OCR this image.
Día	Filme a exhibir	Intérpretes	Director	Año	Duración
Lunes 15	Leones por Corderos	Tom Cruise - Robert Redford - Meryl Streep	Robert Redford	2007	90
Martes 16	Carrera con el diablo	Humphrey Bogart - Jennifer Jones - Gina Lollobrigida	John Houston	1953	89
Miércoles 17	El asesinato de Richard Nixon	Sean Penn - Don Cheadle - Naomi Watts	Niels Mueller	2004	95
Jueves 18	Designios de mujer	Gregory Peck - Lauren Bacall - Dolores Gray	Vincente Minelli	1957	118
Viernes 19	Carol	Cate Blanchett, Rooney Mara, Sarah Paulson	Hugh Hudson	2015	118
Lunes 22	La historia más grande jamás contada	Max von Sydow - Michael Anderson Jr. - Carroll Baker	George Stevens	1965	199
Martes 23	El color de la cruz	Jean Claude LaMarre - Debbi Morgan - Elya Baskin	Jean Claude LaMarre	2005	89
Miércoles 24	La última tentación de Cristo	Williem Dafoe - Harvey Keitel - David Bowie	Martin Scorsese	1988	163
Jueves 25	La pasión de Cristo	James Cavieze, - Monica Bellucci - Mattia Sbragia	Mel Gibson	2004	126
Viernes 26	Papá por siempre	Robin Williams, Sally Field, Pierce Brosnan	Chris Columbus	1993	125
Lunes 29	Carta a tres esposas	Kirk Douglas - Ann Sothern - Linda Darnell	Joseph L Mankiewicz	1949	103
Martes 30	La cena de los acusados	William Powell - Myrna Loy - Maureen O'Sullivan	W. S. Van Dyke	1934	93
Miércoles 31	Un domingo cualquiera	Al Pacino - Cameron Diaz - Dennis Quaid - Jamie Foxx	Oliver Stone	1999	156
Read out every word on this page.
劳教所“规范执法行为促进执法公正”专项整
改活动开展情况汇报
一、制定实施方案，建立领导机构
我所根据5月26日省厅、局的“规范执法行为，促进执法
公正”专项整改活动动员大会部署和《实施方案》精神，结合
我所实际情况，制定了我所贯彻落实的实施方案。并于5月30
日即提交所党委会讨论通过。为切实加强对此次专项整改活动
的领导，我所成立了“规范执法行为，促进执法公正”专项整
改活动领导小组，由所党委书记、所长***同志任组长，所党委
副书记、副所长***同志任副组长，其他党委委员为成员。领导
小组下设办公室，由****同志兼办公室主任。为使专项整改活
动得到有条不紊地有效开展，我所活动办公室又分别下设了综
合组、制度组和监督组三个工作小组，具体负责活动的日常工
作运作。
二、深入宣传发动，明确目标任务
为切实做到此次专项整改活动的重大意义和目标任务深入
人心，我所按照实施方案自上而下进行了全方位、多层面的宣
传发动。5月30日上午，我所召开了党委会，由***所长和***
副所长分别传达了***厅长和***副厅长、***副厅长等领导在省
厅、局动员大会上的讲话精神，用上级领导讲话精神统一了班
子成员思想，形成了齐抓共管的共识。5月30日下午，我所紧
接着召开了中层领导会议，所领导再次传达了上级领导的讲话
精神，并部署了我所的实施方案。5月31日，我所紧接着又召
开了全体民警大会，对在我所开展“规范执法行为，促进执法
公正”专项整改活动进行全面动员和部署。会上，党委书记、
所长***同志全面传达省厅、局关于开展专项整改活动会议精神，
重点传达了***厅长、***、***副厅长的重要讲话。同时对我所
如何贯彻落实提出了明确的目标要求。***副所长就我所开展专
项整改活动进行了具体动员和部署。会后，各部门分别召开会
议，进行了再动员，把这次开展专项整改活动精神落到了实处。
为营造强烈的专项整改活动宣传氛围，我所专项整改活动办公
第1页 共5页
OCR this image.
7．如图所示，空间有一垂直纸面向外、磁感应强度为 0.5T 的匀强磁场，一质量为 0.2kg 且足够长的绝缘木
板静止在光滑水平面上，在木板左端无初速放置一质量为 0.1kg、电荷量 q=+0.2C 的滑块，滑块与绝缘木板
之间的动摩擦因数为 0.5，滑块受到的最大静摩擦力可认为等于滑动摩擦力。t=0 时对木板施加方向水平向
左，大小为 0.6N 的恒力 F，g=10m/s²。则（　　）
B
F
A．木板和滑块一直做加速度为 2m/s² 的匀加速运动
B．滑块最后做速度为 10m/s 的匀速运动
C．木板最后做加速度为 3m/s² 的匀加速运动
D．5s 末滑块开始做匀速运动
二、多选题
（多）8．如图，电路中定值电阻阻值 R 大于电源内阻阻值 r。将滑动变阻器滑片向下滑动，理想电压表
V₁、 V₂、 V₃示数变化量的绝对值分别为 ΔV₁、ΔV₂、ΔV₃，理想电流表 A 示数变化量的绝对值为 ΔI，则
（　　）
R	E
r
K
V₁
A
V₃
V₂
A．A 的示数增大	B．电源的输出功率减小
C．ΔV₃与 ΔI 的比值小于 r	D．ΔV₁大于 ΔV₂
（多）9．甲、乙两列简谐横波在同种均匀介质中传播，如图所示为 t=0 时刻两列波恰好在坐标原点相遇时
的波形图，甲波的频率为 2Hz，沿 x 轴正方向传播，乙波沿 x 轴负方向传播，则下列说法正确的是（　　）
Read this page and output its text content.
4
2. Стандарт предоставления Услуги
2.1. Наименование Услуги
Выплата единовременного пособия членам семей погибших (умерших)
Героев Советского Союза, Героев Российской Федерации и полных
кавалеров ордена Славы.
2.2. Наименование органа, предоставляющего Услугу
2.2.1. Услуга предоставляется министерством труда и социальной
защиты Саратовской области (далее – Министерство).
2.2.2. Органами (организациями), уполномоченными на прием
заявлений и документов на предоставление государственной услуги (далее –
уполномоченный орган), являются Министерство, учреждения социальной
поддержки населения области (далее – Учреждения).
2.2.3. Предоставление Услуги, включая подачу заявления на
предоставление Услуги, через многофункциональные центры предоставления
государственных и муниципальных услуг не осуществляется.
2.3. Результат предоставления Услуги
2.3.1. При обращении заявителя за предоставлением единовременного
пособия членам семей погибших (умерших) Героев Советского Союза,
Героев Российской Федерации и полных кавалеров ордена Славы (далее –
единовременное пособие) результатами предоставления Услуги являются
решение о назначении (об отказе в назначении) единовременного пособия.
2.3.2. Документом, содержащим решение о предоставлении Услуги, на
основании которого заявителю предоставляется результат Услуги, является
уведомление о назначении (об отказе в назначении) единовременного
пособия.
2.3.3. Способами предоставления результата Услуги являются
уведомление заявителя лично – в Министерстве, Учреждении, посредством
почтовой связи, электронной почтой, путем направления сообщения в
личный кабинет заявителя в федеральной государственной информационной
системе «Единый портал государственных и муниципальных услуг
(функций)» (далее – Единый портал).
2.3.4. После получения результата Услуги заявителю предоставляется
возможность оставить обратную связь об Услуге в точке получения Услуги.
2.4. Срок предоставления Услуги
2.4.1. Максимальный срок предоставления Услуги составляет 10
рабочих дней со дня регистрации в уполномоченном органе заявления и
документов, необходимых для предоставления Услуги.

WHAT THE TASK REQUIRES: For the data above, state how many lines contain "области"; the number is the whole answer.

FINAL RESULT: 2